### Excerpt provided ###

The Board will propose a resolution at the Company's 2016 Annual General Meeting ('AGM') to amend the Company's articles of association to allow the Company to distribute capital as income to allow for the long-term implementation of the revised distribution policy.
The revised distribution policy will be effective for the year that commenced on 1st July 2016. However, in light of the fact that the Company intends to recommend a final dividend for the year ended 30th June 2016 under its existing distribution policy, which will be paid in November 2016, it is intended that the Company will only pay three quarterly dividends for the year ending 30th June 2017 each of 2.2p per share. The first dividend under the revised distribution policy of 2.2p per share will be paid in January 2017.

### Source material ###

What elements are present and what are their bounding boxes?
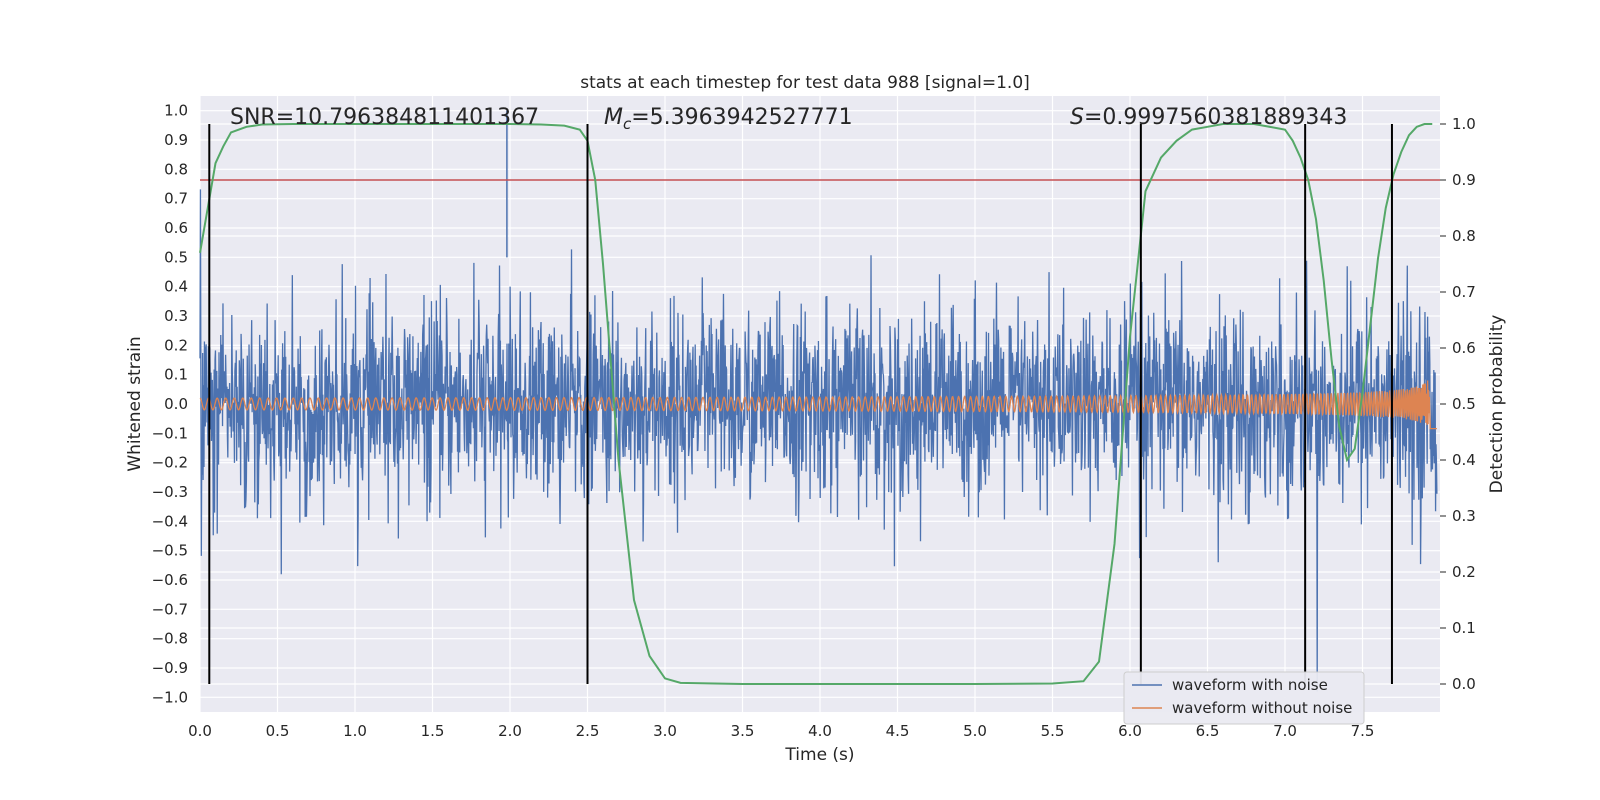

###

From the excerpt on the revised distribution policy above, reproduce word for word the stretch from "The Board will" through "in January 2017.".

Solved problem:
The Board will propose a resolution at the Company's 2016 Annual General Meeting ('AGM') to amend the Company's articles of association to allow the Company to distribute capital as income to allow for the long-term implementation of the revised distribution policy.
The revised distribution policy will be effective for the year that commenced on 1st July 2016. However, in light of the fact that the Company intends to recommend a final dividend for the year ended 30th June 2016 under its existing distribution policy, which will be paid in November 2016, it is intended that the Company will only pay three quarterly dividends for the year ending 30th June 2017 each of 2.2p per share. The first dividend under the revised distribution policy of 2.2p per share will be paid in January 2017.